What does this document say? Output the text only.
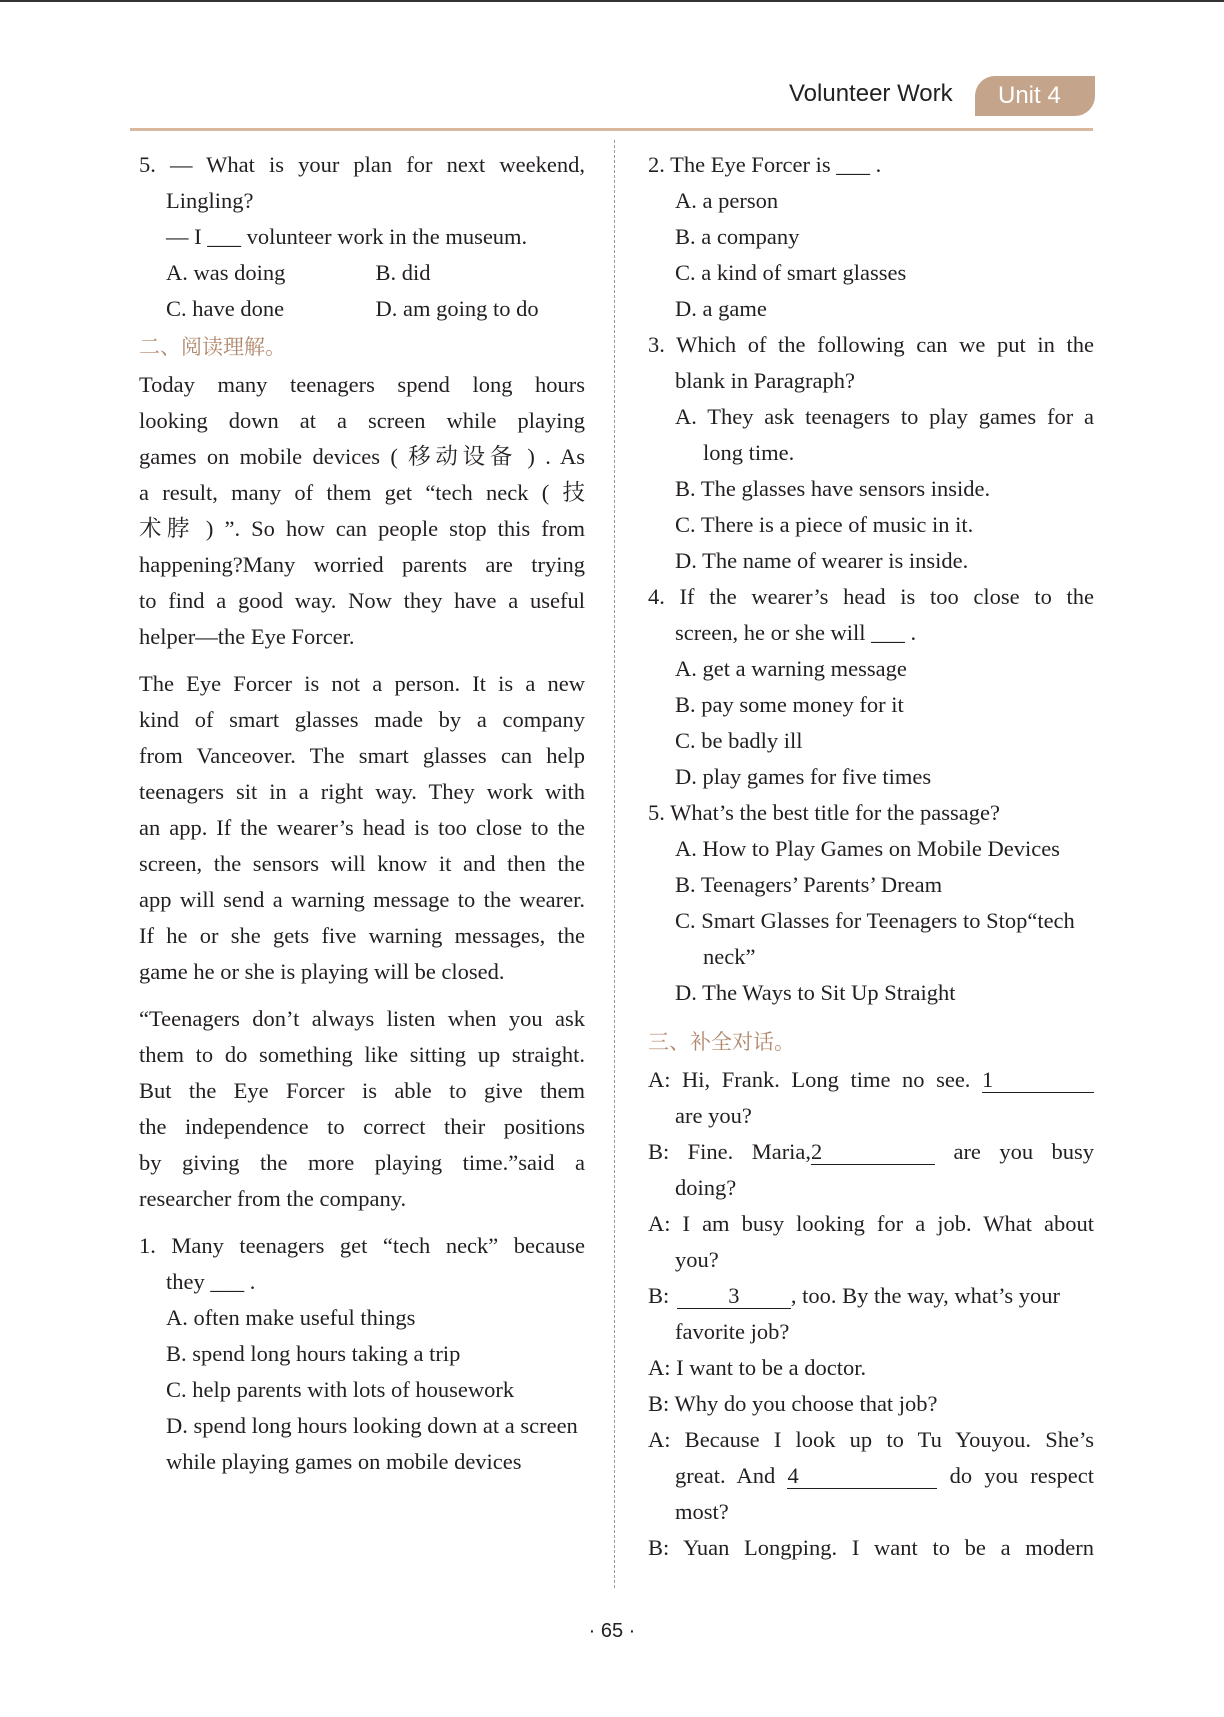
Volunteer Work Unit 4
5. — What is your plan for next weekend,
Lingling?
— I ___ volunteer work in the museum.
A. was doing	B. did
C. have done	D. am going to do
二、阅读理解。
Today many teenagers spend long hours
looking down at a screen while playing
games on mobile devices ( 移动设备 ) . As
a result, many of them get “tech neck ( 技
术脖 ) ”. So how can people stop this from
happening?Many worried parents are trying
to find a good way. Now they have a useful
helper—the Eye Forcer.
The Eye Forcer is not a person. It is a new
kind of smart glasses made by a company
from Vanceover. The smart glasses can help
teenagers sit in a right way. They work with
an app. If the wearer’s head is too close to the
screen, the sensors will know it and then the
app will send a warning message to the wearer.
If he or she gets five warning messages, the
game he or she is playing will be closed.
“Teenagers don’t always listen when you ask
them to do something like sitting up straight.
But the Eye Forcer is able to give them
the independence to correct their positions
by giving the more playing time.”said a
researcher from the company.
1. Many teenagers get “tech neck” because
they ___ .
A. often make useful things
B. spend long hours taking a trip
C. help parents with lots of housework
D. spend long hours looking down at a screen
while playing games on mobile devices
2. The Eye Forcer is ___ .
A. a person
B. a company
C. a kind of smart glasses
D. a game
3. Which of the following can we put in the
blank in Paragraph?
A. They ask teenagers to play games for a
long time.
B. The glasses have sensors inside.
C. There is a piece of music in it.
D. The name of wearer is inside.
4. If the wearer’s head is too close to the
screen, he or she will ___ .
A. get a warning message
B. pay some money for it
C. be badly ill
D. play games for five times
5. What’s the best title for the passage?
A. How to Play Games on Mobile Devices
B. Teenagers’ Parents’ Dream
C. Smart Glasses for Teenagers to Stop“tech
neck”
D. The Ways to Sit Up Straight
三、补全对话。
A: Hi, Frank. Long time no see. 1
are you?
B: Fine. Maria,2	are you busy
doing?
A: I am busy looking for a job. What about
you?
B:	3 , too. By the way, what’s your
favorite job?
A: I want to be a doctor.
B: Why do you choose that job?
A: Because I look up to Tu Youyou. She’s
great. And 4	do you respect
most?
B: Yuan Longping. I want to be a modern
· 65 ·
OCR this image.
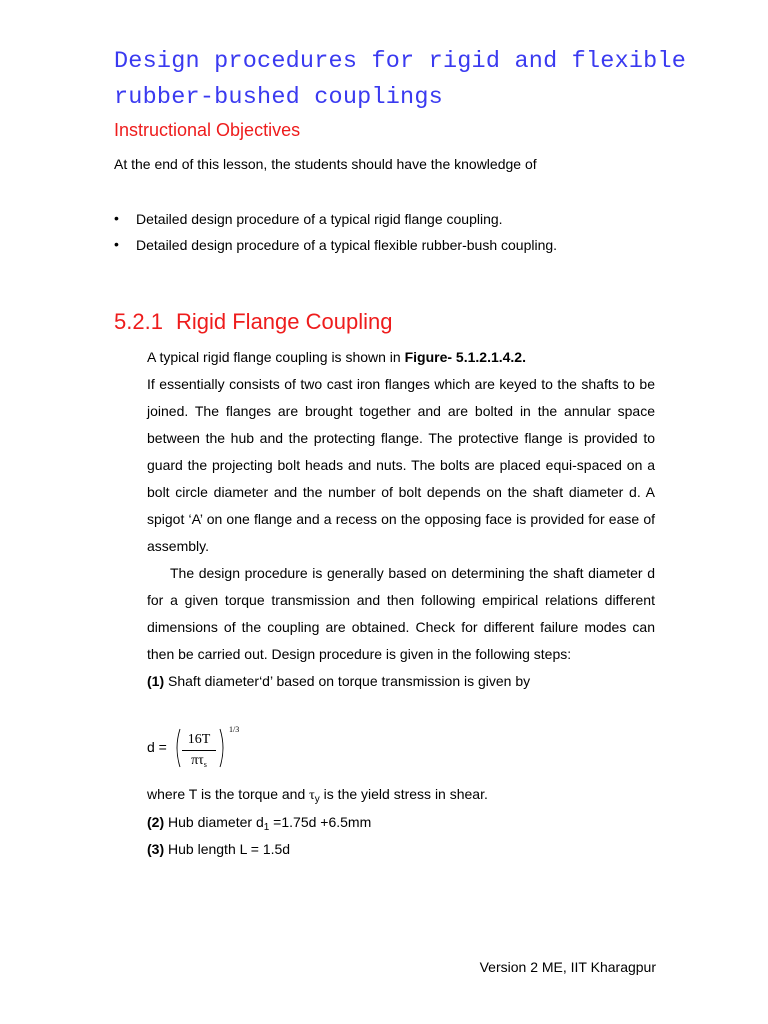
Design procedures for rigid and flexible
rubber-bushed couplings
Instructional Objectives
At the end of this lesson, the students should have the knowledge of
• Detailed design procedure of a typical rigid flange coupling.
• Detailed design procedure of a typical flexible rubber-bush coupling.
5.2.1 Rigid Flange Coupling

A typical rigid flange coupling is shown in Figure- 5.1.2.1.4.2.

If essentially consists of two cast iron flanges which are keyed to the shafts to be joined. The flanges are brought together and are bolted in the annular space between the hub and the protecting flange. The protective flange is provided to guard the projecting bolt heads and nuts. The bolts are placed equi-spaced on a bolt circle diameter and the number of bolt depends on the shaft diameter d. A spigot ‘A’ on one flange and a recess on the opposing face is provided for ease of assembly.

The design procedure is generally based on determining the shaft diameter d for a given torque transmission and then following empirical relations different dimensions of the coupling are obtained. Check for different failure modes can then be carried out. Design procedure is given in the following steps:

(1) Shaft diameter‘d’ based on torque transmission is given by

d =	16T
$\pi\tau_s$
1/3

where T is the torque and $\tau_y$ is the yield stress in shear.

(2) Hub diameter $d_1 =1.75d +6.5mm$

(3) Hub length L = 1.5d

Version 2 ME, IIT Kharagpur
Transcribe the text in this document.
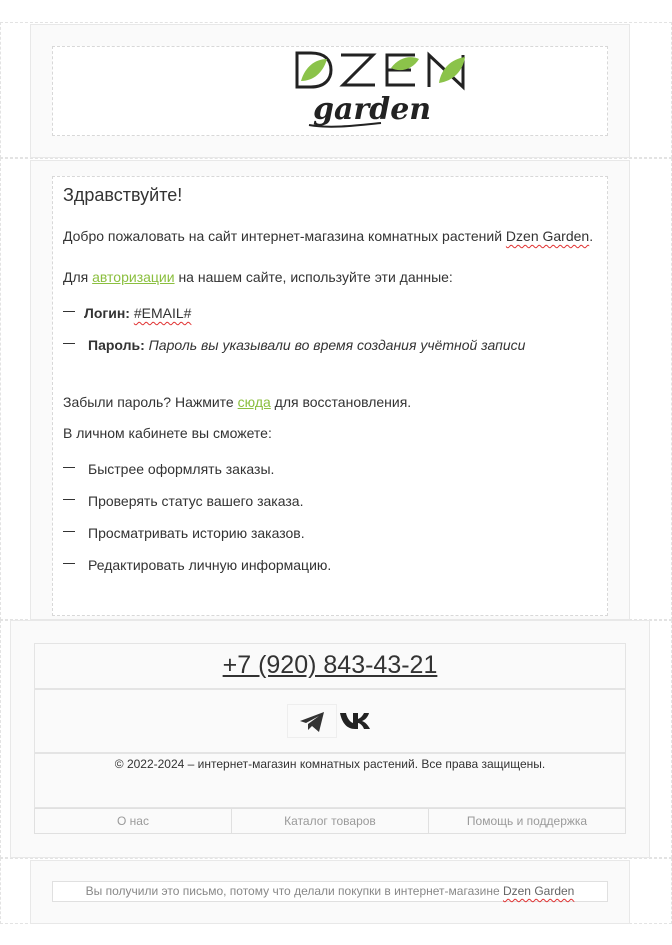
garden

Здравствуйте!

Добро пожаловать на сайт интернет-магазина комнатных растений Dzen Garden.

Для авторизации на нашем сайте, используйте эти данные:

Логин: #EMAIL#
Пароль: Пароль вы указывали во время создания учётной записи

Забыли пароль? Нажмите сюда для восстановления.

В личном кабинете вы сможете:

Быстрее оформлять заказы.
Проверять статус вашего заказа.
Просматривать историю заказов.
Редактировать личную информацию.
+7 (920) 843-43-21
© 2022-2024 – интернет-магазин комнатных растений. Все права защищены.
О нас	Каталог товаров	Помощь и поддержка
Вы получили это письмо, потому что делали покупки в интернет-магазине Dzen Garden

+--

◆ Your objective:
Leave out the pictures and give the rest of the records again exactly.

◆ The output:
What does this document say? Output the text only.
Volunteer Work Unit 4
5. — What is your plan for next weekend,
Lingling?
— I ___ volunteer work in the museum.
A. was doing	B. did
C. have done	D. am going to do
二、阅读理解。
Today many teenagers spend long hours
looking down at a screen while playing
games on mobile devices ( 移动设备 ) . As
a result, many of them get “tech neck ( 技
术脖 ) ”. So how can people stop this from
happening?Many worried parents are trying
to find a good way. Now they have a useful
helper—the Eye Forcer.
The Eye Forcer is not a person. It is a new
kind of smart glasses made by a company
from Vanceover. The smart glasses can help
teenagers sit in a right way. They work with
an app. If the wearer’s head is too close to the
screen, the sensors will know it and then the
app will send a warning message to the wearer.
If he or she gets five warning messages, the
game he or she is playing will be closed.
“Teenagers don’t always listen when you ask
them to do something like sitting up straight.
But the Eye Forcer is able to give them
the independence to correct their positions
by giving the more playing time.”said a
researcher from the company.
1. Many teenagers get “tech neck” because
they ___ .
A. often make useful things
B. spend long hours taking a trip
C. help parents with lots of housework
D. spend long hours looking down at a screen
while playing games on mobile devices
2. The Eye Forcer is ___ .
A. a person
B. a company
C. a kind of smart glasses
D. a game
3. Which of the following can we put in the
blank in Paragraph?
A. They ask teenagers to play games for a
long time.
B. The glasses have sensors inside.
C. There is a piece of music in it.
D. The name of wearer is inside.
4. If the wearer’s head is too close to the
screen, he or she will ___ .
A. get a warning message
B. pay some money for it
C. be badly ill
D. play games for five times
5. What’s the best title for the passage?
A. How to Play Games on Mobile Devices
B. Teenagers’ Parents’ Dream
C. Smart Glasses for Teenagers to Stop“tech
neck”
D. The Ways to Sit Up Straight
三、补全对话。
A: Hi, Frank. Long time no see. 1
are you?
B: Fine. Maria,2	are you busy
doing?
A: I am busy looking for a job. What about
you?
B:	3 , too. By the way, what’s your
favorite job?
A: I want to be a doctor.
B: Why do you choose that job?
A: Because I look up to Tu Youyou. She’s
great. And 4	do you respect
most?
B: Yuan Longping. I want to be a modern
· 65 ·
OCR this image.
Design procedures for rigid and flexible
rubber-bushed couplings
Instructional Objectives
At the end of this lesson, the students should have the knowledge of
• Detailed design procedure of a typical rigid flange coupling.
• Detailed design procedure of a typical flexible rubber-bush coupling.
5.2.1 Rigid Flange Coupling

A typical rigid flange coupling is shown in Figure- 5.1.2.1.4.2.

If essentially consists of two cast iron flanges which are keyed to the shafts to be joined. The flanges are brought together and are bolted in the annular space between the hub and the protecting flange. The protective flange is provided to guard the projecting bolt heads and nuts. The bolts are placed equi-spaced on a bolt circle diameter and the number of bolt depends on the shaft diameter d. A spigot ‘A’ on one flange and a recess on the opposing face is provided for ease of assembly.

The design procedure is generally based on determining the shaft diameter d for a given torque transmission and then following empirical relations different dimensions of the coupling are obtained. Check for different failure modes can then be carried out. Design procedure is given in the following steps:

(1) Shaft diameter‘d’ based on torque transmission is given by

d =	16T
$\pi\tau_s$
1/3

where T is the torque and $\tau_y$ is the yield stress in shear.

(2) Hub diameter $d_1 =1.75d +6.5mm$

(3) Hub length L = 1.5d

Version 2 ME, IIT Kharagpur
Transcribe the text in this document.
garden

Здравствуйте!

Добро пожаловать на сайт интернет-магазина комнатных растений Dzen Garden.

Для авторизации на нашем сайте, используйте эти данные:

Логин: #EMAIL#
Пароль: Пароль вы указывали во время создания учётной записи

Забыли пароль? Нажмите сюда для восстановления.

В личном кабинете вы сможете:

Быстрее оформлять заказы.
Проверять статус вашего заказа.
Просматривать историю заказов.
Редактировать личную информацию.
+7 (920) 843-43-21
© 2022-2024 – интернет-магазин комнатных растений. Все права защищены.
О нас	Каталог товаров	Помощь и поддержка
Вы получили это письмо, потому что делали покупки в интернет-магазине Dzen Garden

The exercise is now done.